■ Task
Copy all lines that contain the word "xlabel".

■ Record excerpts
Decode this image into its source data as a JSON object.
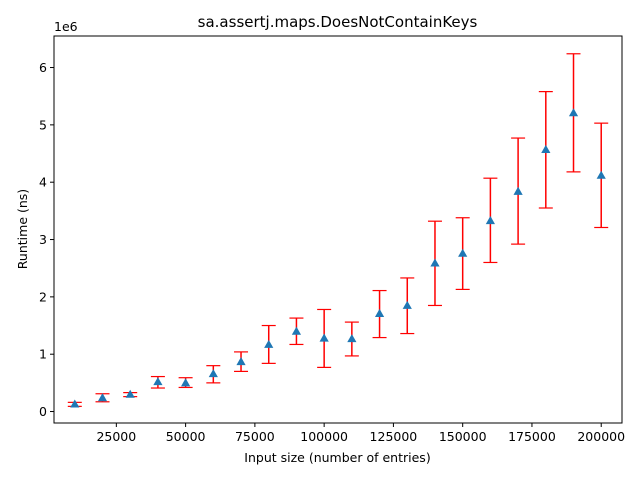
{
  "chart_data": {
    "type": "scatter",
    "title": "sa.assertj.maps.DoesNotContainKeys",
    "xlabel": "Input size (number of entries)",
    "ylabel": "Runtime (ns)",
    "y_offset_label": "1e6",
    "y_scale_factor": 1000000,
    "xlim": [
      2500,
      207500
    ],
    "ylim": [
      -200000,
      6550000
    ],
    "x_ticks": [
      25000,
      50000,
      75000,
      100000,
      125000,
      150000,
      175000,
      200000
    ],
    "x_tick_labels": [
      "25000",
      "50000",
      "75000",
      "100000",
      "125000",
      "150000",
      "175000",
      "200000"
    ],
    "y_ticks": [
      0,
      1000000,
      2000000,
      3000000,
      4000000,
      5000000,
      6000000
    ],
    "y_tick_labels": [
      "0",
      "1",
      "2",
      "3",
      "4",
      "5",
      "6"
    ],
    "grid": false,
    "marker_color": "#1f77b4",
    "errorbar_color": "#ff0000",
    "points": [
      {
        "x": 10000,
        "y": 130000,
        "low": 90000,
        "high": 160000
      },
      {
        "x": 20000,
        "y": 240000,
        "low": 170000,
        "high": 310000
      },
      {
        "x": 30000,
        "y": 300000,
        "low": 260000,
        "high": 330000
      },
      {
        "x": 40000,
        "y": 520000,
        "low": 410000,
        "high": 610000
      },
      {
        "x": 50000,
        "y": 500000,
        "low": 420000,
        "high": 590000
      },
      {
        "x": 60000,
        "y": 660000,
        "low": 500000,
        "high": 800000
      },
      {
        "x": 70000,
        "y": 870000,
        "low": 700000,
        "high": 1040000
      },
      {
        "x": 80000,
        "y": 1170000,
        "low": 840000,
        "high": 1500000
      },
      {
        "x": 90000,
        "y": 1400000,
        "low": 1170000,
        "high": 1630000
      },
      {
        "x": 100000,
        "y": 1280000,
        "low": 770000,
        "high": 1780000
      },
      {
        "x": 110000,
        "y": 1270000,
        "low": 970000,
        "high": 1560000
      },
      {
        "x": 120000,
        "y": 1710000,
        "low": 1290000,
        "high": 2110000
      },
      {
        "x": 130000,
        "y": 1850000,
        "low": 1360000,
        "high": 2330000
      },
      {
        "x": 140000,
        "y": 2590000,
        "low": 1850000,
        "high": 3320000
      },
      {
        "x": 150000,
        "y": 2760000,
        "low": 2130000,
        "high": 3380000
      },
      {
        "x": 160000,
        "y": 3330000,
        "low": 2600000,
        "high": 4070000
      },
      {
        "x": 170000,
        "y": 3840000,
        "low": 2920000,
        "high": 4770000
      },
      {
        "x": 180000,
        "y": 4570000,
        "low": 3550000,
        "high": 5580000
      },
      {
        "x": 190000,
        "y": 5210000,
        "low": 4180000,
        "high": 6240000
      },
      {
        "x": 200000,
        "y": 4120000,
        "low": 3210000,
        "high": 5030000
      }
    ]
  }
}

...

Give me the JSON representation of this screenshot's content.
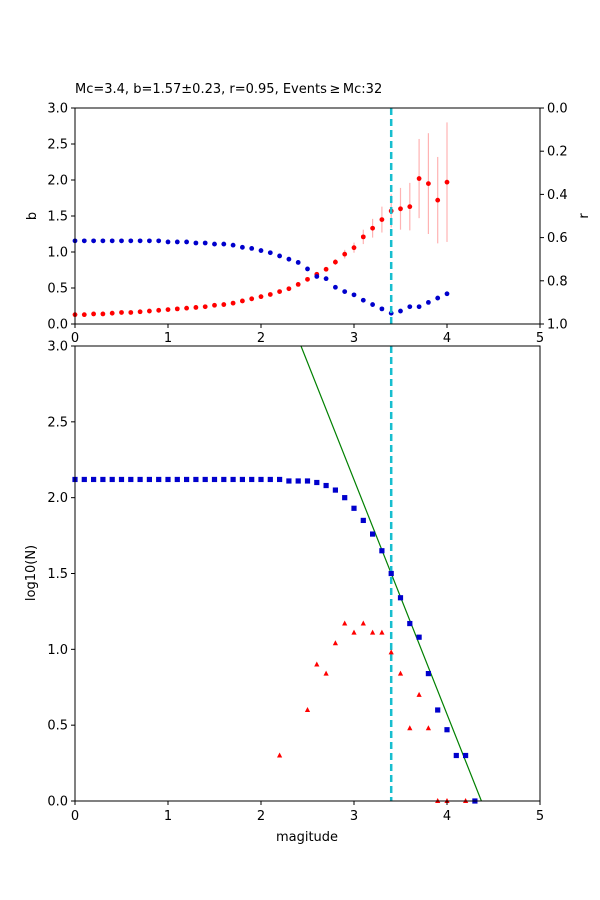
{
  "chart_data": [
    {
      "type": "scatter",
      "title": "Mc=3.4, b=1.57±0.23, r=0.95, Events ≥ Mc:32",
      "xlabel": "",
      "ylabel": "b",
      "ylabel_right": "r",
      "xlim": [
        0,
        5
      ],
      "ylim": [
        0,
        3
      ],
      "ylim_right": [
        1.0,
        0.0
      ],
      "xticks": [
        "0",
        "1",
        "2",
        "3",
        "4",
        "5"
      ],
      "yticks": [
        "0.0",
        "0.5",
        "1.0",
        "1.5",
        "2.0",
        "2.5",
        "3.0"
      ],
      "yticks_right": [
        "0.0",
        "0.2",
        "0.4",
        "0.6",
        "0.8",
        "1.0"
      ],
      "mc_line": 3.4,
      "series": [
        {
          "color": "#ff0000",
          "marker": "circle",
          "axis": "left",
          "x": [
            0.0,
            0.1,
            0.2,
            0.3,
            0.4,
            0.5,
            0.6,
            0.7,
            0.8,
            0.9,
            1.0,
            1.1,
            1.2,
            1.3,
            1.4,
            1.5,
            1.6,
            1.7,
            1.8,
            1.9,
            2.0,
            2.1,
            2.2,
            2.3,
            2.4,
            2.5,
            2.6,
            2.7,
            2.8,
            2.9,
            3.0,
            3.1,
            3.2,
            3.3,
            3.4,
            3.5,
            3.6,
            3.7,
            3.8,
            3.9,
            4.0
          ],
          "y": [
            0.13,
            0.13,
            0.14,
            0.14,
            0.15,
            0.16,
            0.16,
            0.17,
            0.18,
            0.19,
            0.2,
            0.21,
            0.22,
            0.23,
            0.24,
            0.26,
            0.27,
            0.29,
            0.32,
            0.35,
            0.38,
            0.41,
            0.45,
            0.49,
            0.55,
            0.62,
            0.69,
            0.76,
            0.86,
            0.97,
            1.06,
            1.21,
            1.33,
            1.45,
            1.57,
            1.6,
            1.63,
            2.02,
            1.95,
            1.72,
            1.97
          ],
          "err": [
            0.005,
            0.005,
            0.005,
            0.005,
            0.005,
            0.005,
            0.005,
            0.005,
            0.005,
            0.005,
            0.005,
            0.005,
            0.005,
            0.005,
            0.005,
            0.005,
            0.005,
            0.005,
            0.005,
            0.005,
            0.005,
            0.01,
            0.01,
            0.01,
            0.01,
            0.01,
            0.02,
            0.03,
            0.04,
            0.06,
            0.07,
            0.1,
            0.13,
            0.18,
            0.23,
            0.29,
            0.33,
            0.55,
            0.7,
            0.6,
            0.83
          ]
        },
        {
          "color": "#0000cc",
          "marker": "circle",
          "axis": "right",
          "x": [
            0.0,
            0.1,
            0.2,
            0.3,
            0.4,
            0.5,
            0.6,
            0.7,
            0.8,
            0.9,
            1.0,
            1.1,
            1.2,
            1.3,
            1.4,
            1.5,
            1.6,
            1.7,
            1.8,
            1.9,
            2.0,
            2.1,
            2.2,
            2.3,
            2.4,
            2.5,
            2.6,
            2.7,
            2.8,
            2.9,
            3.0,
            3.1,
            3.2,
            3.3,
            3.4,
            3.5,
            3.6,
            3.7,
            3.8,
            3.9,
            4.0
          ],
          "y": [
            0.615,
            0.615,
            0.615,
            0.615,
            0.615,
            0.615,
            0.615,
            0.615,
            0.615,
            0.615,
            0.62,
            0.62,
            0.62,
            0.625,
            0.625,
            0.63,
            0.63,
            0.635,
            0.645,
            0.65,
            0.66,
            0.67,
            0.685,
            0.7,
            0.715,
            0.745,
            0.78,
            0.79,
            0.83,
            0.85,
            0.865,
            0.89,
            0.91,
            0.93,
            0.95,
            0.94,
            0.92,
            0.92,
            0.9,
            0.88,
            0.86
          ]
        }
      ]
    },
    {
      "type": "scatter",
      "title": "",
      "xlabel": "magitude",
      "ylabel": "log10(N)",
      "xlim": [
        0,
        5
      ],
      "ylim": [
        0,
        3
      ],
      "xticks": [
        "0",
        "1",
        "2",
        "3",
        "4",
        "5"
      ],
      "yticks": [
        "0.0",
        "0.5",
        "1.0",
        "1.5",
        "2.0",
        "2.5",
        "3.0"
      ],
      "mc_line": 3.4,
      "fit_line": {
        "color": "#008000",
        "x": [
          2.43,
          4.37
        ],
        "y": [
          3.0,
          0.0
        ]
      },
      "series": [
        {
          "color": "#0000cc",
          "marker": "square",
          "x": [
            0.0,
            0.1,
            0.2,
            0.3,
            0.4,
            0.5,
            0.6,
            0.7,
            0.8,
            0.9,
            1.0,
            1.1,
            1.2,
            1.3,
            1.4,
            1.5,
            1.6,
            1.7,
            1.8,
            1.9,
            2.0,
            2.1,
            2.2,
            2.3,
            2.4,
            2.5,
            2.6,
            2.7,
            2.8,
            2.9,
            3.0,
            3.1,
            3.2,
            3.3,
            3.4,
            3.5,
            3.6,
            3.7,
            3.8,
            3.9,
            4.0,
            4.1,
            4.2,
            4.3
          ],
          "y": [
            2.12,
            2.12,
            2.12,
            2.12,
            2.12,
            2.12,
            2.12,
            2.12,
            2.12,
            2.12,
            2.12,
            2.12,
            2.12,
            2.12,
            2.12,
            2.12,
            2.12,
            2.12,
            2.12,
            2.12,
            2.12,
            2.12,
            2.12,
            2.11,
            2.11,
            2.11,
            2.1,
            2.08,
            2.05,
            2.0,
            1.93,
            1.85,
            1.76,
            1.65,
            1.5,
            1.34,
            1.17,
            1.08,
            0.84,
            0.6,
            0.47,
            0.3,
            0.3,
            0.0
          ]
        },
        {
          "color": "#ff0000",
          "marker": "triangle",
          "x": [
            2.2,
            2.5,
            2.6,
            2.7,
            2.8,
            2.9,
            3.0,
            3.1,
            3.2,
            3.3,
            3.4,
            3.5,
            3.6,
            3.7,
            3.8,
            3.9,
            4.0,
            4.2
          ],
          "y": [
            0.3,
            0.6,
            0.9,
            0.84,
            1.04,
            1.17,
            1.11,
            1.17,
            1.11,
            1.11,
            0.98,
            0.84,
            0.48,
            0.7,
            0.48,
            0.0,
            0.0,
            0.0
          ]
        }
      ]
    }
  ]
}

■ Answer to this task
    "xlabel": "Input size (number of entries)",
      "xlabel": "",
      "xlabel": "magitude",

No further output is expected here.